When visitors enter the flower shop’s door they probably hear Charlie, a yellow-headed Amazon parrot, call out to them from his cage at the back of the first large room, which is usually filled with orchids. Charlie shares the spotlight with Paris Hilton, a Quaker Parrot, and Simla, a Scarlet Macaw. The trio has a view of the large walk-in cooler that is always full of flowers.
In this historic building at Magazine Street and Jackson Avenue in the Lower Garden District of New Orleans, Stephen Sonnier designs beautiful bouquets for grand weddings at places such as the New Orleans Museum of Art, the New Orleans Country Club and Houmas House Plantation. Tall ceilings with exposed beams, a wall of glass facing Jackson Avenue and a walk-in cooler crammed with every beautiful flower imaginable sets the backdrop for his work of creating grand and unique arrangements.
Today he is making bouquets for the bridesmaids in a wedding. It all looks very glamorous and upscale, but if quizzed about what he enjoys doing the most, he’s quick to reply, “I enjoy creating arrangements of foraged materials that I discover in overgrown lots, by the side of the road and from neglected gardens.”
While the myriad of roses may pull the eye toward the walk-in cooler, step inside Sonnier’s magic workroom behind Dunn & Sonnier Antiques & Flowers, and it doesn’t take long to discover hidden treasures of foraged flora throughout. A large basket of cattails sits next to a bunch of colorful berry pods, and nearby is his stash of goldenrod, and … is that Johnson grass? He smiles and replies, “Yes.

Supplied material ::
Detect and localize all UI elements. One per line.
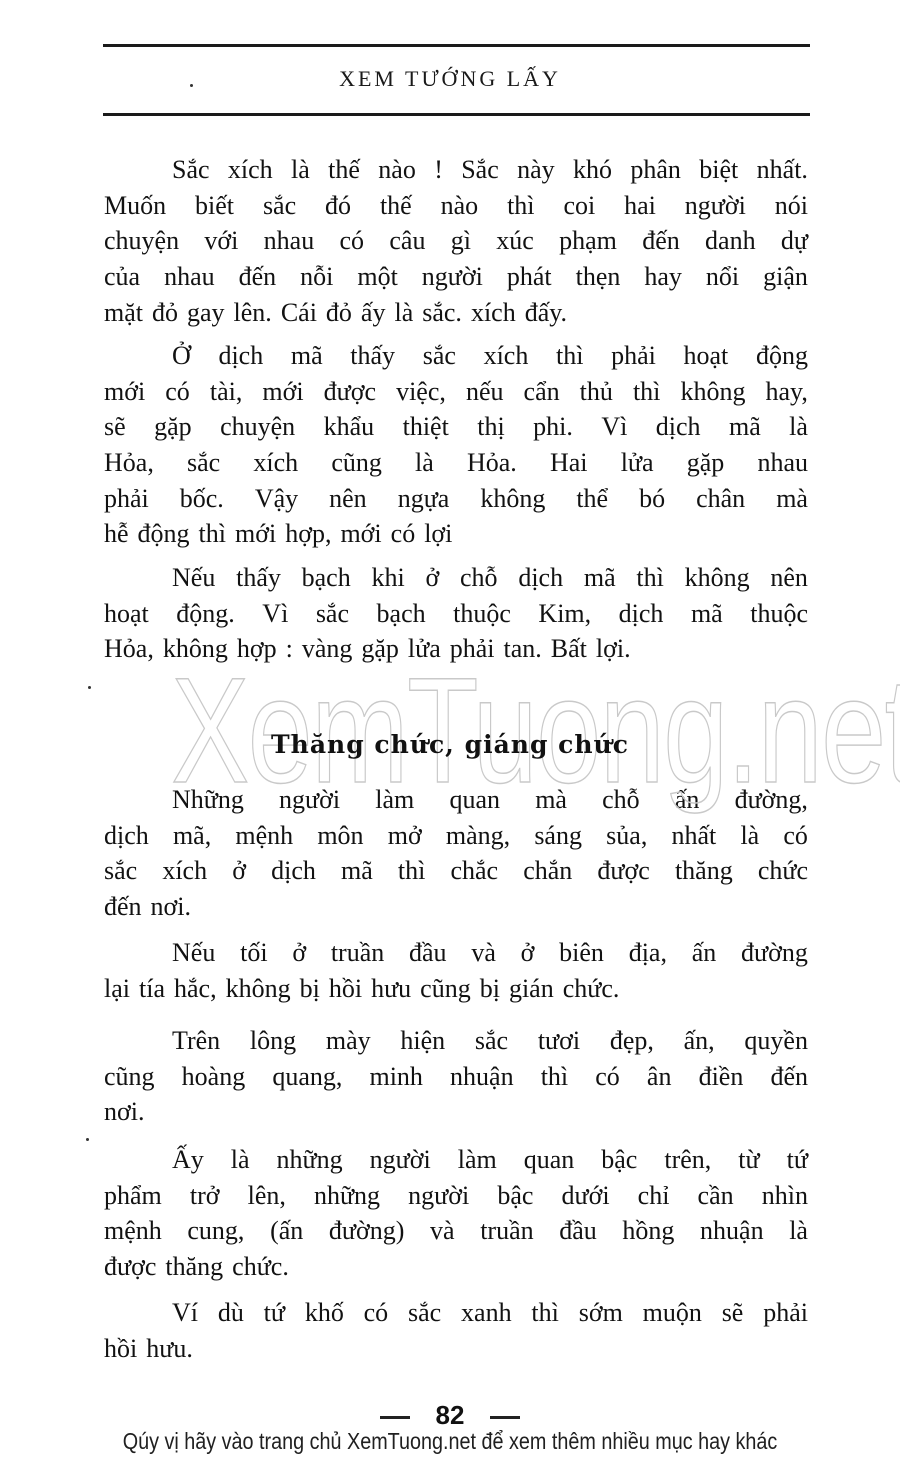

Requests ::
(a) In the text about the flower shop, what kind of bird is Charlie?
(b) Copy out the stretch from "When visitors enter" through "full of flowers." in the text about the flower shop, word for word.

Expected responses ::
(a) A yellow-headed Amazon parrot.

(b)
When visitors enter the flower shop’s door they probably hear Charlie, a yellow-headed Amazon parrot, call out to them from his cage at the back of the first large room, which is usually filled with orchids. Charlie shares the spotlight with Paris Hilton, a Quaker Parrot, and Simla, a Scarlet Macaw. The trio has a view of the large walk-in cooler that is always full of flowers.